BRIEF: Transcribe the records below exactly as they appear.

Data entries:
^^^^^^^^^^^^^^^^

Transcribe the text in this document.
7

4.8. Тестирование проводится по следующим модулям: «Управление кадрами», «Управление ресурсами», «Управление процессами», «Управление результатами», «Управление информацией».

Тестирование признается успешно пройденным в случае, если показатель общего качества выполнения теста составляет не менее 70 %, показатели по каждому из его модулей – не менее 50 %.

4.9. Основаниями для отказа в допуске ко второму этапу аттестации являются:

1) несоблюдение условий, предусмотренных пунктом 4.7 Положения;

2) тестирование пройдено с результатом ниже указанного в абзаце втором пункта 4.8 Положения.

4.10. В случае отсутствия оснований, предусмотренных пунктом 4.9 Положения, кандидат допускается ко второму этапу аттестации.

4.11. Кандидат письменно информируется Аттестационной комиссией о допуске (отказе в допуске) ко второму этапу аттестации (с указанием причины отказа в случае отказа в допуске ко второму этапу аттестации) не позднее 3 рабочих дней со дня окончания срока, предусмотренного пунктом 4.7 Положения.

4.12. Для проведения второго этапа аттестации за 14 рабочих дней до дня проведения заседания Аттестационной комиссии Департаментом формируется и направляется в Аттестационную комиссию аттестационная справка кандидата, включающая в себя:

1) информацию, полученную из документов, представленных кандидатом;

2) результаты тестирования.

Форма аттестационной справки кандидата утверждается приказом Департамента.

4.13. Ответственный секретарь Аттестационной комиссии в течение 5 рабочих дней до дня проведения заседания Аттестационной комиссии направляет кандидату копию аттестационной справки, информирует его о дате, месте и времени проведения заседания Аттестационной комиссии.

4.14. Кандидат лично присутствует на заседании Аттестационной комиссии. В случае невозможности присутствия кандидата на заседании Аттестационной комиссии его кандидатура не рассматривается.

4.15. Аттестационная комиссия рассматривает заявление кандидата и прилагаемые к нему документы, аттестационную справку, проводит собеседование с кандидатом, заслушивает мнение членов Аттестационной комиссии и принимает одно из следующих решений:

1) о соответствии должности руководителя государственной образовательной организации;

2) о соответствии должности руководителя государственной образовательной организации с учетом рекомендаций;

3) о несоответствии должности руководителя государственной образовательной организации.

^^^^^^^^^^^^^^^^

SOLUTION TO THE PROBLEM:
Transcribe the text in this document.
7

4.8. Тестирование проводится по следующим модулям: «Управление кадрами», «Управление ресурсами», «Управление процессами», «Управление результатами», «Управление информацией».

Тестирование признается успешно пройденным в случае, если показатель общего качества выполнения теста составляет не менее 70 %, показатели по каждому из его модулей – не менее 50 %.

4.9. Основаниями для отказа в допуске ко второму этапу аттестации являются:

1) несоблюдение условий, предусмотренных пунктом 4.7 Положения;

2) тестирование пройдено с результатом ниже указанного в абзаце втором пункта 4.8 Положения.

4.10. В случае отсутствия оснований, предусмотренных пунктом 4.9 Положения, кандидат допускается ко второму этапу аттестации.

4.11. Кандидат письменно информируется Аттестационной комиссией о допуске (отказе в допуске) ко второму этапу аттестации (с указанием причины отказа в случае отказа в допуске ко второму этапу аттестации) не позднее 3 рабочих дней со дня окончания срока, предусмотренного пунктом 4.7 Положения.

4.12. Для проведения второго этапа аттестации за 14 рабочих дней до дня проведения заседания Аттестационной комиссии Департаментом формируется и направляется в Аттестационную комиссию аттестационная справка кандидата, включающая в себя:

1) информацию, полученную из документов, представленных кандидатом;

2) результаты тестирования.

Форма аттестационной справки кандидата утверждается приказом Департамента.

4.13. Ответственный секретарь Аттестационной комиссии в течение 5 рабочих дней до дня проведения заседания Аттестационной комиссии направляет кандидату копию аттестационной справки, информирует его о дате, месте и времени проведения заседания Аттестационной комиссии.

4.14. Кандидат лично присутствует на заседании Аттестационной комиссии. В случае невозможности присутствия кандидата на заседании Аттестационной комиссии его кандидатура не рассматривается.

4.15. Аттестационная комиссия рассматривает заявление кандидата и прилагаемые к нему документы, аттестационную справку, проводит собеседование с кандидатом, заслушивает мнение членов Аттестационной комиссии и принимает одно из следующих решений:

1) о соответствии должности руководителя государственной образовательной организации;

2) о соответствии должности руководителя государственной образовательной организации с учетом рекомендаций;

3) о несоответствии должности руководителя государственной образовательной организации.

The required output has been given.